Request: Say how many lines include the word "Côté", using only a number.

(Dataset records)

-*-

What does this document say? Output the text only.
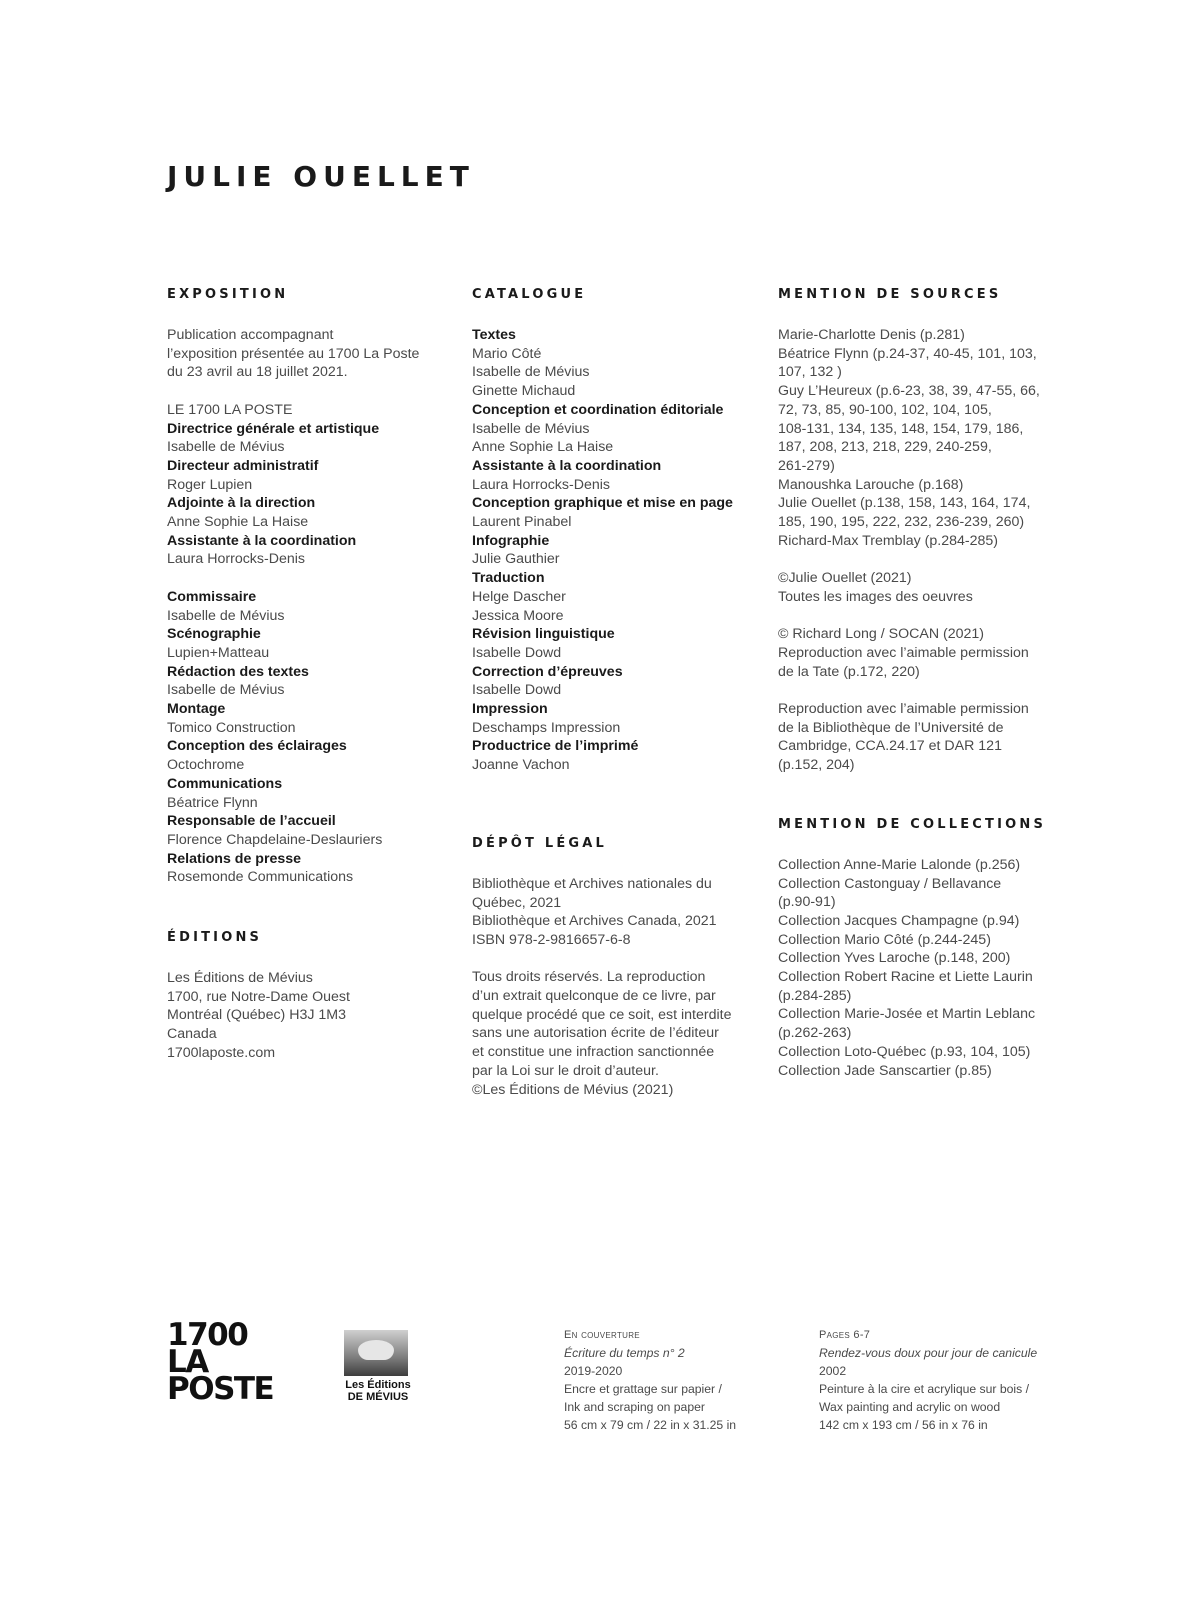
JULIE OUELLET
EXPOSITION
Publication accompagnant
l’exposition présentée au 1700 La Poste
du 23 avril au 18 juillet 2021.
LE 1700 LA POSTE
Directrice générale et artistique
Isabelle de Mévius
Directeur administratif
Roger Lupien
Adjointe à la direction
Anne Sophie La Haise
Assistante à la coordination
Laura Horrocks-Denis
Commissaire
Isabelle de Mévius
Scénographie
Lupien+Matteau
Rédaction des textes
Isabelle de Mévius
Montage
Tomico Construction
Conception des éclairages
Octochrome
Communications
Béatrice Flynn
Responsable de l’accueil
Florence Chapdelaine-Deslauriers
Relations de presse
Rosemonde Communications
ÉDITIONS
Les Éditions de Mévius
1700, rue Notre-Dame Ouest
Montréal (Québec) H3J 1M3
Canada
1700laposte.com
CATALOGUE
Textes
Mario Côté
Isabelle de Mévius
Ginette Michaud
Conception et coordination éditoriale
Isabelle de Mévius
Anne Sophie La Haise
Assistante à la coordination
Laura Horrocks-Denis
Conception graphique et mise en page
Laurent Pinabel
Infographie
Julie Gauthier
Traduction
Helge Dascher
Jessica Moore
Révision linguistique
Isabelle Dowd
Correction d’épreuves
Isabelle Dowd
Impression
Deschamps Impression
Productrice de l’imprimé
Joanne Vachon
DÉPÔT LÉGAL
Bibliothèque et Archives nationales du
Québec, 2021
Bibliothèque et Archives Canada, 2021
ISBN 978-2-9816657-6-8
Tous droits réservés. La reproduction
d’un extrait quelconque de ce livre, par
quelque procédé que ce soit, est interdite
sans une autorisation écrite de l’éditeur
et constitue une infraction sanctionnée
par la Loi sur le droit d’auteur.
©Les Éditions de Mévius (2021)
MENTION DE SOURCES
Marie-Charlotte Denis (p.281)
Béatrice Flynn (p.24-37, 40-45, 101, 103,
107, 132 )
Guy L’Heureux (p.6-23, 38, 39, 47-55, 66,
72, 73, 85, 90-100, 102, 104, 105,
108-131, 134, 135, 148, 154, 179, 186,
187, 208, 213, 218, 229, 240-259,
261-279)
Manoushka Larouche (p.168)
Julie Ouellet (p.138, 158, 143, 164, 174,
185, 190, 195, 222, 232, 236-239, 260)
Richard-Max Tremblay (p.284-285)
©Julie Ouellet (2021)
Toutes les images des oeuvres
© Richard Long / SOCAN (2021)
Reproduction avec l’aimable permission
de la Tate (p.172, 220)
Reproduction avec l’aimable permission
de la Bibliothèque de l’Université de
Cambridge, CCA.24.17 et DAR 121
(p.152, 204)
MENTION DE COLLECTIONS
Collection Anne-Marie Lalonde (p.256)
Collection Castonguay / Bellavance
(p.90-91)
Collection Jacques Champagne (p.94)
Collection Mario Côté (p.244-245)
Collection Yves Laroche (p.148, 200)
Collection Robert Racine et Liette Laurin
(p.284-285)
Collection Marie-Josée et Martin Leblanc
(p.262-263)
Collection Loto-Québec (p.93, 104, 105)
Collection Jade Sanscartier (p.85)
1700
LA
POSTE	Les Éditions
DE MÉVIUS
En couverture
Écriture du temps n° 2
2019-2020
Encre et grattage sur papier /
Ink and scraping on paper
56 cm x 79 cm / 22 in x 31.25 in
Pages 6-7
Rendez-vous doux pour jour de canicule
2002
Peinture à la cire et acrylique sur bois /
Wax painting and acrylic on wood
142 cm x 193 cm / 56 in x 76 in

-*-

Output of the task: 2